RECORDS FOR THE TASK.
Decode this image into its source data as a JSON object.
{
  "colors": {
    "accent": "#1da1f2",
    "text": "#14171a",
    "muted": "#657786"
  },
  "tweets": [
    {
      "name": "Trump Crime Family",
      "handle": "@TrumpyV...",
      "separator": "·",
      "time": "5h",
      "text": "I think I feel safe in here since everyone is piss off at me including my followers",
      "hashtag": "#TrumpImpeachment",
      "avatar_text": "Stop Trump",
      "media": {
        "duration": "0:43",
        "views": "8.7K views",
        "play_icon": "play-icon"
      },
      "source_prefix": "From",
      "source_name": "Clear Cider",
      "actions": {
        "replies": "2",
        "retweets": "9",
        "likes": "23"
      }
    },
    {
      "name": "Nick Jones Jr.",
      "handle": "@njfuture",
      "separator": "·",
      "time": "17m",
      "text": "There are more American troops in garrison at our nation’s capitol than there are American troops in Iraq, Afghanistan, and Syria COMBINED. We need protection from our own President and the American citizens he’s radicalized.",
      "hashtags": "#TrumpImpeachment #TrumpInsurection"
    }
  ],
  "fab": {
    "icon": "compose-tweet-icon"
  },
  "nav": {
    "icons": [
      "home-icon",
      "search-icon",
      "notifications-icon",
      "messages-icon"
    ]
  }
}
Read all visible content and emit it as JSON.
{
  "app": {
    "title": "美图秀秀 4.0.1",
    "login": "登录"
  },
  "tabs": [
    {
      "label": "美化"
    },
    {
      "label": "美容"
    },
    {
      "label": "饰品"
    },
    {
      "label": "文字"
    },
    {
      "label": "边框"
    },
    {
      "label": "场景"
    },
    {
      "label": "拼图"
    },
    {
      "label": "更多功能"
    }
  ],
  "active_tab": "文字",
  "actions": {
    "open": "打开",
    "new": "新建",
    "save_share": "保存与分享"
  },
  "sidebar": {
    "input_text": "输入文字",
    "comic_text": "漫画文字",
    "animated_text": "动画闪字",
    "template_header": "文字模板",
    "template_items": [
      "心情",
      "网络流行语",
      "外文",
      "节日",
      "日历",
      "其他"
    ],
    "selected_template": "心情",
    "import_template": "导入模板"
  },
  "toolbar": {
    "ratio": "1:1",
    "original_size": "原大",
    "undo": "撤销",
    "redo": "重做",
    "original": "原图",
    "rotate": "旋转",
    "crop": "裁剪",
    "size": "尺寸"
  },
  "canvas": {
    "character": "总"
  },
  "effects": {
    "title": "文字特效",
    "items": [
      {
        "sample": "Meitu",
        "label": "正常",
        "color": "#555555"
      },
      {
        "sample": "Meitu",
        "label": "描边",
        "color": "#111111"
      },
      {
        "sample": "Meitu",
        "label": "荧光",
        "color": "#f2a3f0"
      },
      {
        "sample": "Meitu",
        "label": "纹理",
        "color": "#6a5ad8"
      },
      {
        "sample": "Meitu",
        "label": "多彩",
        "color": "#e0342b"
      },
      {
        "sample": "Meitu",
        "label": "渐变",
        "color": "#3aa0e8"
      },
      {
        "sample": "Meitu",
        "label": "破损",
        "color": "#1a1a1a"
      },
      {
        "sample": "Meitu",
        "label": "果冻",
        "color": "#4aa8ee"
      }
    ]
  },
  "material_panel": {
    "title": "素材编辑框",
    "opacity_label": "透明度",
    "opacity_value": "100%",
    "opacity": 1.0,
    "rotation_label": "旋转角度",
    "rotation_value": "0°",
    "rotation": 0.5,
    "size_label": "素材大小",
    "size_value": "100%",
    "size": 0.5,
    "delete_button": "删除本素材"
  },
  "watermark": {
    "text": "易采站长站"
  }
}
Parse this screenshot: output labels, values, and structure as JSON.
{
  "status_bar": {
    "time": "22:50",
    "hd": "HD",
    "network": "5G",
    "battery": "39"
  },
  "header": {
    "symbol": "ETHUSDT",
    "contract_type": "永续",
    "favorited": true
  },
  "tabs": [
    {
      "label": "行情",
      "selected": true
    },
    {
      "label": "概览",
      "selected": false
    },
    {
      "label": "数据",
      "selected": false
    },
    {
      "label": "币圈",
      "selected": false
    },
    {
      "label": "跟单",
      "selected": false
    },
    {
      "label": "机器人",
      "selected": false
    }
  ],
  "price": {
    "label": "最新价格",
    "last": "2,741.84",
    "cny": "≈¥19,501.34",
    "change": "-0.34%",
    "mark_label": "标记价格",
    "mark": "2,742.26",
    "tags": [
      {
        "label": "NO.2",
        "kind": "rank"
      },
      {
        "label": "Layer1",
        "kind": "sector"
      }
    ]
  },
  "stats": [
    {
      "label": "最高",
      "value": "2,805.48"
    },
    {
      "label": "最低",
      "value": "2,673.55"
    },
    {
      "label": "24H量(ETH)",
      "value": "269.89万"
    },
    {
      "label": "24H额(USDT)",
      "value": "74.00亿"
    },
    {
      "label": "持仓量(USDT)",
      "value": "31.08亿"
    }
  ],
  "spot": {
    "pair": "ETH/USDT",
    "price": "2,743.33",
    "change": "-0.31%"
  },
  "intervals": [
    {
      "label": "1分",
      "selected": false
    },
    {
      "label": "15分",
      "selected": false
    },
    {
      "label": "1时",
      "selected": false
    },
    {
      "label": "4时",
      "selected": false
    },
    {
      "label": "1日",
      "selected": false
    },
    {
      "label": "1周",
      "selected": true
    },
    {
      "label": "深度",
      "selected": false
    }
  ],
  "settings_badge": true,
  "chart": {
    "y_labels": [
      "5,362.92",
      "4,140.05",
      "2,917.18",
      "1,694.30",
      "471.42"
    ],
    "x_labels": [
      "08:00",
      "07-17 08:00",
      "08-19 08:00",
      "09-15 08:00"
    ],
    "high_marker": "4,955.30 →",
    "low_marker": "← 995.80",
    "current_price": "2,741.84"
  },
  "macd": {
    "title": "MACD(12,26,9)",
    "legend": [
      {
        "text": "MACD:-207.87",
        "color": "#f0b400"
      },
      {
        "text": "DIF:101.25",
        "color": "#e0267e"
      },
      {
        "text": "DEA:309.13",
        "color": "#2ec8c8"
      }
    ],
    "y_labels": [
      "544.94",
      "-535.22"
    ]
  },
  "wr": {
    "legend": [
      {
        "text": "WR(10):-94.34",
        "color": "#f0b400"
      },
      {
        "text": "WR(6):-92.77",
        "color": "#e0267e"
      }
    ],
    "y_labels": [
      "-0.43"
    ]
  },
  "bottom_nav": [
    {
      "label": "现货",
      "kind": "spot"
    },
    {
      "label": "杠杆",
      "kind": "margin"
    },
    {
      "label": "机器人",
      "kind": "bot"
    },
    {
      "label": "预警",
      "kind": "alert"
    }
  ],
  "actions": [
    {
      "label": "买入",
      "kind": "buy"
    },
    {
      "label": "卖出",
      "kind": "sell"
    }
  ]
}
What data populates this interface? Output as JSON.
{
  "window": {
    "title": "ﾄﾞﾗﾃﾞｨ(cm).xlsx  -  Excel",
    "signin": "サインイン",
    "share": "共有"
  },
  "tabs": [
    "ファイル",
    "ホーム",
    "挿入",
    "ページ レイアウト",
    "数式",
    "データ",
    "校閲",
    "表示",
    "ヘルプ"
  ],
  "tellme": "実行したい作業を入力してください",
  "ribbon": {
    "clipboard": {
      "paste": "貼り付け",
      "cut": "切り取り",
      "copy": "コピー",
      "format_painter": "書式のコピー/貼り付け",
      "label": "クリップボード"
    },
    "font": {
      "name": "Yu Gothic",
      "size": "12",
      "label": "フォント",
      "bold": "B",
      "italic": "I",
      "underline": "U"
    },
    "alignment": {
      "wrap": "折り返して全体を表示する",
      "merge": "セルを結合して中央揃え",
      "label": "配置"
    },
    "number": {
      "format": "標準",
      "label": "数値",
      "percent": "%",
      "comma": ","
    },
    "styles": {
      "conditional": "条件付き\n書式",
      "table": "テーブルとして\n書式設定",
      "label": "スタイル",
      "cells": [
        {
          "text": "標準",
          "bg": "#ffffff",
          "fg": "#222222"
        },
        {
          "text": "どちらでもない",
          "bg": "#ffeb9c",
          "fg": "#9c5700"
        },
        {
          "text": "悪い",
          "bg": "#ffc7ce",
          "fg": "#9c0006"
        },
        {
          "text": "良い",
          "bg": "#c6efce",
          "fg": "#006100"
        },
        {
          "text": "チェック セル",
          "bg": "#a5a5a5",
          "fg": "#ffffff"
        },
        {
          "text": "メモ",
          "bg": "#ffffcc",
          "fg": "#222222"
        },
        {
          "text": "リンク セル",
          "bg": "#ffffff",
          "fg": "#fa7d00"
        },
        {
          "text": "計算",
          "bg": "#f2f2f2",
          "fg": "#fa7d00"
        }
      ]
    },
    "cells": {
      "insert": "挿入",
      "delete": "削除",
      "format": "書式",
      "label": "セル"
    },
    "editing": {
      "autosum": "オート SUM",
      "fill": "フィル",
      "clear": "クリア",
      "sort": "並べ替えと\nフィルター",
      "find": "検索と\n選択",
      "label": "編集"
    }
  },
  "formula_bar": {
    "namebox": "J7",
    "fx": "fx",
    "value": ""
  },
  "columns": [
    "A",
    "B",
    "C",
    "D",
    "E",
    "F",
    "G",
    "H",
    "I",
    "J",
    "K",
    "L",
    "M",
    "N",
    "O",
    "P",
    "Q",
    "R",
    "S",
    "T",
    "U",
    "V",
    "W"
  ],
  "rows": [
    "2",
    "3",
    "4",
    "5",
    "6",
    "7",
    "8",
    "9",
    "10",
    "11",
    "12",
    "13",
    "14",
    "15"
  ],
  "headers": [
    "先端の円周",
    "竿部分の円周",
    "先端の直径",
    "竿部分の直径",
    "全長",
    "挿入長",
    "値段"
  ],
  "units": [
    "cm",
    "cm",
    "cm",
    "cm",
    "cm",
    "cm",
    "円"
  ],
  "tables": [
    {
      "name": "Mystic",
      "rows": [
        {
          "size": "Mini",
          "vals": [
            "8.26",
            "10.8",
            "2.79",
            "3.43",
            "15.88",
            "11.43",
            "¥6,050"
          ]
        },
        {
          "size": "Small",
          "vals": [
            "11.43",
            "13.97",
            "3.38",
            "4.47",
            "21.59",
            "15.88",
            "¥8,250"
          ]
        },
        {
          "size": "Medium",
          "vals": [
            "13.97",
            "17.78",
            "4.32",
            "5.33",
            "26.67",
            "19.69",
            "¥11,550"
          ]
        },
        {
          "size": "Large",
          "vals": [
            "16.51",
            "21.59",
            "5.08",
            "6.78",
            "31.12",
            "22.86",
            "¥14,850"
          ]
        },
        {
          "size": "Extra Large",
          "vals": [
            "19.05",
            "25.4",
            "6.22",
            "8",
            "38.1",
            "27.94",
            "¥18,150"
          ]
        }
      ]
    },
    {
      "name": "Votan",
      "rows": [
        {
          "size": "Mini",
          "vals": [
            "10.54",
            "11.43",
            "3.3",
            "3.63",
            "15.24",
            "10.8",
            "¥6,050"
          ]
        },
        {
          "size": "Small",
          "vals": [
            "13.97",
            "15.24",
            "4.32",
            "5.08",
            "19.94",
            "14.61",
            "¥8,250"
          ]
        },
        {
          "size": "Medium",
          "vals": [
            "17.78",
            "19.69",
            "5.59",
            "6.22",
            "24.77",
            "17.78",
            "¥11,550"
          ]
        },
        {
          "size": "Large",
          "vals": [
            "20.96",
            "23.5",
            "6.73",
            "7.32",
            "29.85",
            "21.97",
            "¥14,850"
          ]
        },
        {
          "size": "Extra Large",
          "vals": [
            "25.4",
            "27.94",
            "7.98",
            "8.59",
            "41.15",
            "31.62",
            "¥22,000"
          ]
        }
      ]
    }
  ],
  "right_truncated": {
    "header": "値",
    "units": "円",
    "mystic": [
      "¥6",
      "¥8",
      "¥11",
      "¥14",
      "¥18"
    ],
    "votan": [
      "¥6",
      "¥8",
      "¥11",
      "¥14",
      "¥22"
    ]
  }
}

WHAT NEEDS TO BE DONE. Look through the entries above and list every line containing "this".

COMPLETED TASK.
Decode this image into its source data as a JSON object.
Parse this screenshot: output labels, values, and structure as JSON.
What data populates this interface? Output as JSON.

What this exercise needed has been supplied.